----- Records shown -----

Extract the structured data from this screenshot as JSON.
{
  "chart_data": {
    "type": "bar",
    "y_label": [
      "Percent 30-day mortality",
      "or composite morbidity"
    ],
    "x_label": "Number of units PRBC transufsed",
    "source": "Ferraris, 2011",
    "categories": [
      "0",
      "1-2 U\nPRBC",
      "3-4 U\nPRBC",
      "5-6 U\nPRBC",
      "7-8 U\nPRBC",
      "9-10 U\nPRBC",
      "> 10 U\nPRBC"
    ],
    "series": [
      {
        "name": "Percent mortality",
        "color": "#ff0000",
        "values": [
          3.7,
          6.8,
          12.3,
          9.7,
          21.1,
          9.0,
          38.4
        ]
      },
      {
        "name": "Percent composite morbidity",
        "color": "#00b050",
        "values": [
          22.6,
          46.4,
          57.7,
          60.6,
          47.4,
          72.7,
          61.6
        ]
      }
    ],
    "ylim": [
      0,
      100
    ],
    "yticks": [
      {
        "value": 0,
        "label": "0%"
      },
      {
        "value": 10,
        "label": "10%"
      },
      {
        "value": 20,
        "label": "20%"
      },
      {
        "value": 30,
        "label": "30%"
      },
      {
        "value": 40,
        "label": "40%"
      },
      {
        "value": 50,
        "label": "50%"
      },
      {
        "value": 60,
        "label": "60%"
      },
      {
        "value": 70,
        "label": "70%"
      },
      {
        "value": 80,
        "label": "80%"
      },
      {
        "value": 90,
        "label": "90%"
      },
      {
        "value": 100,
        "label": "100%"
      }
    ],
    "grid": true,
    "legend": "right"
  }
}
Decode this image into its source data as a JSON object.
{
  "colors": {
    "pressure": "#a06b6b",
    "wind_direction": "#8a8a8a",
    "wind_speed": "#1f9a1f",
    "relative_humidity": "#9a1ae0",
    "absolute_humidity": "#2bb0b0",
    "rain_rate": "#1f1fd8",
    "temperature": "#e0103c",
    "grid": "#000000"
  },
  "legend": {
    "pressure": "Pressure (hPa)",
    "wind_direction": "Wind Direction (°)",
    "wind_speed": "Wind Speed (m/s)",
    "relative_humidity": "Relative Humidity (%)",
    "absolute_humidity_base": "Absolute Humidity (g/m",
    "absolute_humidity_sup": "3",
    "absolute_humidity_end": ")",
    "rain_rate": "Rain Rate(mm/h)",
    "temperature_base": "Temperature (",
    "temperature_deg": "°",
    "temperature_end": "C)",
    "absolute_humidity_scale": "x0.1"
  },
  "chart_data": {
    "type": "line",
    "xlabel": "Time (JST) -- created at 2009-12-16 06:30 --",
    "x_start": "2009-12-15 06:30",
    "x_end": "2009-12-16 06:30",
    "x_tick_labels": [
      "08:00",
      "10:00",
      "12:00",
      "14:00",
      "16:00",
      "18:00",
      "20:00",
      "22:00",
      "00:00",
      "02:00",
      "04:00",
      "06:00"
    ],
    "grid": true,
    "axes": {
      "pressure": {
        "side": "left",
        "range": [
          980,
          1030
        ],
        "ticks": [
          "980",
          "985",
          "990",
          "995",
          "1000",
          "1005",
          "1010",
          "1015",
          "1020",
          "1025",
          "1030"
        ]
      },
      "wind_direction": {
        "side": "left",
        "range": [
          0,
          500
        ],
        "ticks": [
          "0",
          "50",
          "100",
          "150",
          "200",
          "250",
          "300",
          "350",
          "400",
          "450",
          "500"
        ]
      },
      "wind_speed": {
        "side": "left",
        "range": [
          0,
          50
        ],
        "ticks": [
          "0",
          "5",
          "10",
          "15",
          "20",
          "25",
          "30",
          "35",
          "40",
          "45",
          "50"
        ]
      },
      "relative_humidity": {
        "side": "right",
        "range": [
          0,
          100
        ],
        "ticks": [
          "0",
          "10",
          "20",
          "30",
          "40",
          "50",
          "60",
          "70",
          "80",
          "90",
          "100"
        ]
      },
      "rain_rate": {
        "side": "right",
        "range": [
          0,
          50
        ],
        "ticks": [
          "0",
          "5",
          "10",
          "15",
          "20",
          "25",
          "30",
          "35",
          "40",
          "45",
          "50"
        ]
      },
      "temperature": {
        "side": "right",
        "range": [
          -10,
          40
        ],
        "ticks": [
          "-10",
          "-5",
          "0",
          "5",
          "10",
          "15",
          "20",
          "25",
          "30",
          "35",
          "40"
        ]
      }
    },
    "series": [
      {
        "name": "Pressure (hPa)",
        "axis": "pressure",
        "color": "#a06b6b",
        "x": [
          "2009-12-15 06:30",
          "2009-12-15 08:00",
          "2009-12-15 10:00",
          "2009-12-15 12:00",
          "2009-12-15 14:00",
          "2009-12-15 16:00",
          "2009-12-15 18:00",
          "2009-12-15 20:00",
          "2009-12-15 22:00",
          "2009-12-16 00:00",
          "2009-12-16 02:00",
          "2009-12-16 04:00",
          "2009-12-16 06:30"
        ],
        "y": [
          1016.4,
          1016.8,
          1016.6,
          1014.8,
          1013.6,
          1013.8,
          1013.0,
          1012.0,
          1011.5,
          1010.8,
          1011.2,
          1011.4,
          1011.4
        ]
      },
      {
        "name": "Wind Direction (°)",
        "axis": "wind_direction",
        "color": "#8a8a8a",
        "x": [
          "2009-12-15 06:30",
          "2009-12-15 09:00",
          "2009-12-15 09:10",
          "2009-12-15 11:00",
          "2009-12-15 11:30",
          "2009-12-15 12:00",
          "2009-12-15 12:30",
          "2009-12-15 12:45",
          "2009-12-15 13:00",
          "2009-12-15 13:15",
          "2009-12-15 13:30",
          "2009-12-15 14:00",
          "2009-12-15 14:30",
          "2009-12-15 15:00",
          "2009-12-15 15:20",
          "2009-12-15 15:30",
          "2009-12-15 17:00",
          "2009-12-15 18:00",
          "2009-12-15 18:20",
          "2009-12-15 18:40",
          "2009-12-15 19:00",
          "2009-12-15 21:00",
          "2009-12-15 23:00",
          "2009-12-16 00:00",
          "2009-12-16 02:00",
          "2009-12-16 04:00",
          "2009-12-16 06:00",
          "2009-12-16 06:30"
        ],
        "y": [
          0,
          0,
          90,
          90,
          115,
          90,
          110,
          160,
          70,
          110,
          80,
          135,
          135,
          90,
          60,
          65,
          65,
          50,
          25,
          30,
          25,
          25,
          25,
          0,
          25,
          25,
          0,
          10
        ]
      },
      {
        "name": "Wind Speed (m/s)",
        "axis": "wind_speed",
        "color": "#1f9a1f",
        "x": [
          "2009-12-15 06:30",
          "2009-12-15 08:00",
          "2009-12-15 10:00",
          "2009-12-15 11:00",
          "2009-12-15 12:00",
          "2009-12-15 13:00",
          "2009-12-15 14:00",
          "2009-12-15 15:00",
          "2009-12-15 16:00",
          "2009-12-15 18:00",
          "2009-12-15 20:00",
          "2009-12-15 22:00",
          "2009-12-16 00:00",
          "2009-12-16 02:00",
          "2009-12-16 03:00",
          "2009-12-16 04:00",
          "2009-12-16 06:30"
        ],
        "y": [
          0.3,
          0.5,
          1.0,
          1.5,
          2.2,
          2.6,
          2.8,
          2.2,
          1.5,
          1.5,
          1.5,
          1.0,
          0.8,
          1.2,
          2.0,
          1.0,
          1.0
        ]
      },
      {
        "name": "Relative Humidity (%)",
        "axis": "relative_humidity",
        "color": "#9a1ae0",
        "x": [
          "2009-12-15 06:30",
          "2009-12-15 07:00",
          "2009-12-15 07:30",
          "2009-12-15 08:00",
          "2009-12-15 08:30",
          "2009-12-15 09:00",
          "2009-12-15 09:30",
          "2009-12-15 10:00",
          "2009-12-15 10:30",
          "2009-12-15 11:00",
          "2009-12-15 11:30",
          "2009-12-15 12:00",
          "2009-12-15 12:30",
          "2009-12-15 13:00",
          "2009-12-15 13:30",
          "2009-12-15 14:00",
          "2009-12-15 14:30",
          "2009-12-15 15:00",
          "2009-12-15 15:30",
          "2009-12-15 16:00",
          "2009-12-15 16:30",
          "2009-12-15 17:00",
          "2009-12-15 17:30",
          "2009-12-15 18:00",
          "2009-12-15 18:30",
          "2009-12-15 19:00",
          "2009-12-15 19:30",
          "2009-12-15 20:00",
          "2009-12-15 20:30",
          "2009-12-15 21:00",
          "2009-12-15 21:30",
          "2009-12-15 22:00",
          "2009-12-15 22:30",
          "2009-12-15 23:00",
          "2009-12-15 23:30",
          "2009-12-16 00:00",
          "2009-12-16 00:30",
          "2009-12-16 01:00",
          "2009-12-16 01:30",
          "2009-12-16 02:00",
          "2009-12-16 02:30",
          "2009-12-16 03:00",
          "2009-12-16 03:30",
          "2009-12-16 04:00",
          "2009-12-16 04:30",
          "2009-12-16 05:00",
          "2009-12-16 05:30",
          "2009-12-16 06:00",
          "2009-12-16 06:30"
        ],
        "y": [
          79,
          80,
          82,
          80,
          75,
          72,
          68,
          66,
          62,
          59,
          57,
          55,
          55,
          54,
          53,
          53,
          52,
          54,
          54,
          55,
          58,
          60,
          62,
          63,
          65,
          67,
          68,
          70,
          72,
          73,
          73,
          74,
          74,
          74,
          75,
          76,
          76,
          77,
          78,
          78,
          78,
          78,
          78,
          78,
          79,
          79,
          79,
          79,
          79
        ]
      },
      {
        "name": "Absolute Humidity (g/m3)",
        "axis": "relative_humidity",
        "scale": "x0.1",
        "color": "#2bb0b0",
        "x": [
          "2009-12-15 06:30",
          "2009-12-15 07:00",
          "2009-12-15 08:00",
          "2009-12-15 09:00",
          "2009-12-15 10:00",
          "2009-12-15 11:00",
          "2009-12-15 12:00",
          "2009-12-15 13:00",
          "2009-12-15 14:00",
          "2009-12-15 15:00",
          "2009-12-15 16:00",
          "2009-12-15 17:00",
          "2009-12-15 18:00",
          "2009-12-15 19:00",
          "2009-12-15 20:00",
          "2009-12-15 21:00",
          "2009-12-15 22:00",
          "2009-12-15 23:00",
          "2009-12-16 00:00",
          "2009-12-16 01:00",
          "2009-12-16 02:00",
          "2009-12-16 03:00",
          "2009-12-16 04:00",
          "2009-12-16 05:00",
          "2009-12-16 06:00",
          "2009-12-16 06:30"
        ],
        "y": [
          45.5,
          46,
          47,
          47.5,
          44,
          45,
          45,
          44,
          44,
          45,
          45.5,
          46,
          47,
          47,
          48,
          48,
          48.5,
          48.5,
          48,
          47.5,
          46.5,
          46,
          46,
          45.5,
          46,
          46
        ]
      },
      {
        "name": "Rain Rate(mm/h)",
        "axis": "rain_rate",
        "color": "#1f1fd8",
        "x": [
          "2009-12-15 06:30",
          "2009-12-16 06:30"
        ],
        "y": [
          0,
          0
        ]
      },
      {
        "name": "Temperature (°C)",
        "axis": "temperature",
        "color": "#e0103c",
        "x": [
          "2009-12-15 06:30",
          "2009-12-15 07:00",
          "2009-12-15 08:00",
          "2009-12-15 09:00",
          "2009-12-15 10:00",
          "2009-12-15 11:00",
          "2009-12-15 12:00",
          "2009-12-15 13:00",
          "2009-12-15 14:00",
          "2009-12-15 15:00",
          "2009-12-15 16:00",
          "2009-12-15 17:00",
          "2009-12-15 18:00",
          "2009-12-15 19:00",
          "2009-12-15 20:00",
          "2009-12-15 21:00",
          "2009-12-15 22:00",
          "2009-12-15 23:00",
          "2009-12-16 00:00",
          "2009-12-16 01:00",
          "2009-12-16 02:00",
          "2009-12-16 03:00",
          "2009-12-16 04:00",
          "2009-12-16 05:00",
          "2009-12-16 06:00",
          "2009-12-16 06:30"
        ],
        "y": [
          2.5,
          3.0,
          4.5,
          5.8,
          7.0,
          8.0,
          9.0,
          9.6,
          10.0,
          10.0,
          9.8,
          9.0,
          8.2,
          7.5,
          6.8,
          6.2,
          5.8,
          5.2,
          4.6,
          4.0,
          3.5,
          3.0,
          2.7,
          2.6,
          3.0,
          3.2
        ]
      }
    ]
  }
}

-----

• **Exercise directions**:
Give only the number of lines in the records that contain the string "mortality".

• **Solution below**:
2